● **WORK REQUIRED**: The entries that follow should be written out exactly.

(Figure contents as structured data)
· · ·

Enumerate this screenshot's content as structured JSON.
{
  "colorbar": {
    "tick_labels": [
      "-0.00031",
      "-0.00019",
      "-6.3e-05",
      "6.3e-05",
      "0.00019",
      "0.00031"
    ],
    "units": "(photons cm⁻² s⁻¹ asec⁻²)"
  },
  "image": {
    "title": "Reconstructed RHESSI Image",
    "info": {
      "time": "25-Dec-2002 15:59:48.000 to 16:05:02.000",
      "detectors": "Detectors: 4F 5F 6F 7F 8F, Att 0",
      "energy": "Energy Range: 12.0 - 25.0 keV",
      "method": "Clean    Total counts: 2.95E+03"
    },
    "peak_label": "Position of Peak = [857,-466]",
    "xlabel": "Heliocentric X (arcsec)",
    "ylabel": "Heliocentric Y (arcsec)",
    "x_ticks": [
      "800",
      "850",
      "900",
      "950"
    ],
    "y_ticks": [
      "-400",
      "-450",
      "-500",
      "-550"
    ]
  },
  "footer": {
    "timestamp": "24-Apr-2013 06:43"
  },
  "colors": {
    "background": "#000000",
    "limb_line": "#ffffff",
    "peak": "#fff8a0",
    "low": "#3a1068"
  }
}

· · ·

● **FINISHED ANSWER**:
Enumerate this screenshot's content as structured JSON.
{
  "colorbar": {
    "tick_labels": [
      "-0.00031",
      "-0.00019",
      "-6.3e-05",
      "6.3e-05",
      "0.00019",
      "0.00031"
    ],
    "units": "(photons cm⁻² s⁻¹ asec⁻²)"
  },
  "image": {
    "title": "Reconstructed RHESSI Image",
    "info": {
      "time": "25-Dec-2002 15:59:48.000 to 16:05:02.000",
      "detectors": "Detectors: 4F 5F 6F 7F 8F, Att 0",
      "energy": "Energy Range: 12.0 - 25.0 keV",
      "method": "Clean    Total counts: 2.95E+03"
    },
    "peak_label": "Position of Peak = [857,-466]",
    "xlabel": "Heliocentric X (arcsec)",
    "ylabel": "Heliocentric Y (arcsec)",
    "x_ticks": [
      "800",
      "850",
      "900",
      "950"
    ],
    "y_ticks": [
      "-400",
      "-450",
      "-500",
      "-550"
    ]
  },
  "footer": {
    "timestamp": "24-Apr-2013 06:43"
  },
  "colors": {
    "background": "#000000",
    "limb_line": "#ffffff",
    "peak": "#fff8a0",
    "low": "#3a1068"
  }
}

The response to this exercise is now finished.